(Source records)
☆ ☆ ☆ ☆ ☆ ☆ ☆
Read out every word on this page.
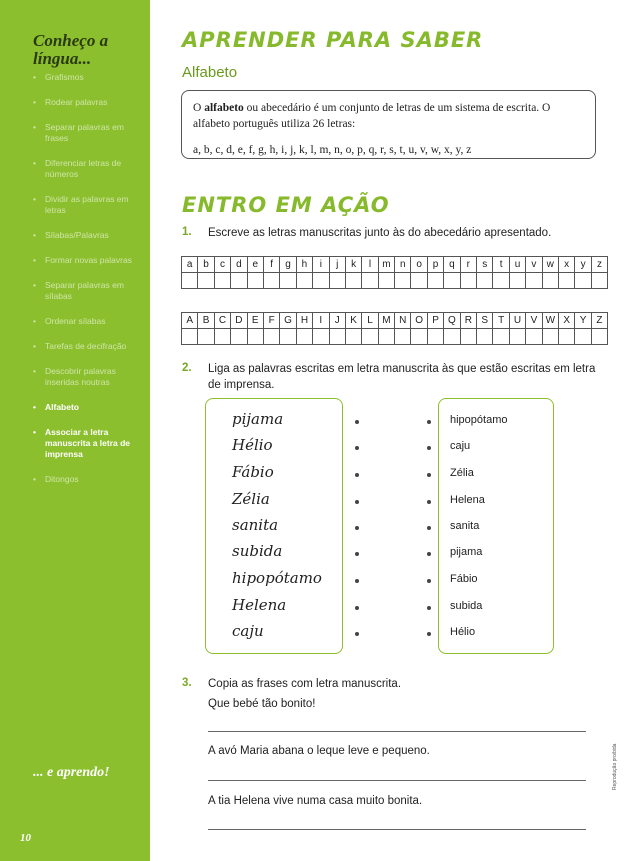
Conheço a
língua...
• Grafismos
• Rodear palavras
• Separar palavras em frases
• Diferenciar letras de números
• Dividir as palavras em letras
• Sílabas/Palavras
• Formar novas palavras
• Separar palavras em sílabas
• Ordenar sílabas
• Tarefas de decifração
• Descobrir palavras inseridas noutras
• Alfabeto
• Associar a letra manuscrita a letra de imprensa
• Ditongos
... e aprendo!
10
APRENDER PARA SABER
Alfabeto
O alfabeto ou abecedário é um conjunto de letras de um sistema de escrita. O alfabeto português utiliza 26 letras:
a, b, c, d, e, f, g, h, i, j, k, l, m, n, o, p, q, r, s, t, u, v, w, x, y, z
ENTRO EM AÇÃO
1. Escreve as letras manuscritas junto às do abecedário apresentado.
a	b	c	d	e	f	g	h	i	j	k	l	m	n	o	p	q	r	s	t	u	v	w	x	y	z

A	B	C	D	E	F	G	H	I	J	K	L	M	N	O	P	Q	R	S	T	U	V	W	X	Y	Z

2. Liga as palavras escritas em letra manuscrita às que estão escritas em letra de imprensa.
pijama
Hélio
Fábio
Zélia
sanita
subida
hipopótamo
Helena
caju
hipopótamo
caju
Zélia
Helena
sanita
pijama
Fábio
subida
Hélio
3. Copia as frases com letra manuscrita.
Que bebé tão bonito!
A avó Maria abana o leque leve e pequeno.
A tia Helena vive numa casa muito bonita.
Reprodução proibida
☆ ☆ ☆ ☆ ☆ ☆ ☆
DIRECTIONS FOR THIS TASK:
The records above are to be restated exactly, without their pictures.

EXPECTED ANSWER:
Read out every word on this page.
Conheço a
língua...
• Grafismos
• Rodear palavras
• Separar palavras em frases
• Diferenciar letras de números
• Dividir as palavras em letras
• Sílabas/Palavras
• Formar novas palavras
• Separar palavras em sílabas
• Ordenar sílabas
• Tarefas de decifração
• Descobrir palavras inseridas noutras
• Alfabeto
• Associar a letra manuscrita a letra de imprensa
• Ditongos
... e aprendo!
10
APRENDER PARA SABER
Alfabeto
O alfabeto ou abecedário é um conjunto de letras de um sistema de escrita. O alfabeto português utiliza 26 letras:
a, b, c, d, e, f, g, h, i, j, k, l, m, n, o, p, q, r, s, t, u, v, w, x, y, z
ENTRO EM AÇÃO
1. Escreve as letras manuscritas junto às do abecedário apresentado.
a	b	c	d	e	f	g	h	i	j	k	l	m	n	o	p	q	r	s	t	u	v	w	x	y	z

A	B	C	D	E	F	G	H	I	J	K	L	M	N	O	P	Q	R	S	T	U	V	W	X	Y	Z

2. Liga as palavras escritas em letra manuscrita às que estão escritas em letra de imprensa.
pijama
Hélio
Fábio
Zélia
sanita
subida
hipopótamo
Helena
caju
hipopótamo
caju
Zélia
Helena
sanita
pijama
Fábio
subida
Hélio
3. Copia as frases com letra manuscrita.
Que bebé tão bonito!
A avó Maria abana o leque leve e pequeno.
A tia Helena vive numa casa muito bonita.
Reprodução proibida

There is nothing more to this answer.